* _Exercises to complete_:
• A. According to the text on money, why did early money have real value, and what gives most money its value today? Answer in one to three sentences.
• B. Write what follows the last sentence of the text on money.

* _Text shown_:
# # # # # # #

Adapted from Wikipedia · Discoverer experience

A collection of Euro banknotes and coins from various European countries.

Money is any item or verifiable record that is generally accepted as payment for goods and services and repayment of debts, such as taxes, in a particular country or socio-economic context. It serves important functions like being a medium of exchange, a unit of account, a store of value, and sometimes a standard of deferred payment.

Euro banknotes and coins

Historically, money started as an emergent market phenomenon that had real value because it was made from valuable materials like gold or silver, known as a commodity. Today, most money systems use fiat money, which has value because a government says it does. This means that paper money and coins, as well as numbers in bank accounts, are trusted as value even though the paper itself isn’t valuable.

# # # # # # #

* _Information shown_:
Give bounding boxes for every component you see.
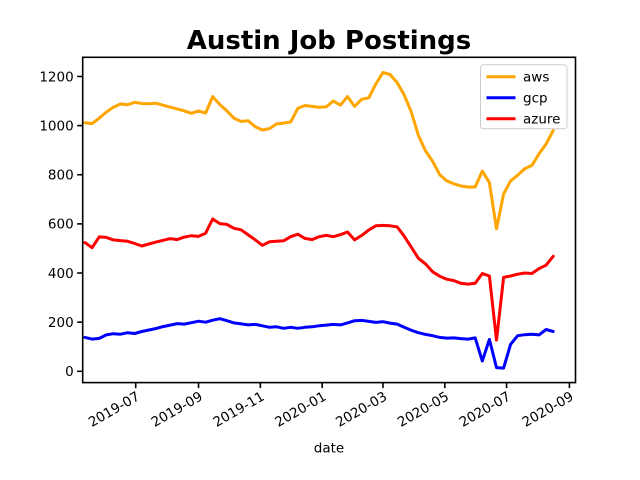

# # # # # # #

* _The replies_:
• A. Early money had real value because it was made from valuable materials such as gold or silver. Today, most money is fiat money, which has value because a government says it does. For this reason, paper money, coins and numbers in bank accounts are trusted as value even though the paper itself is not valuable.

• B.
The money supply of a country includes all the currency in circulation like banknotes and coins, as well as money in bank accounts. While physical cash is important, most of the money in developed countries exists as numbers in banks and can be moved using cashless payment methods.

Etymology

The word money comes from the Latin word moneta, which means "coin." This term has roots in ancient Rome, where there was a temple dedicated to the goddess Juno Moneta. This temple was where Roman coins were made. The name "Juno" might have come from an Etruscan goddess named Uni, and "Moneta" could mean "to warn" or "to instruct" in Latin, or "alone" and "unique" in Greek.

In the Western world, another old word for coins is specie, which comes from the Latin phrase in specie, meaning "in kind" or "in actual form."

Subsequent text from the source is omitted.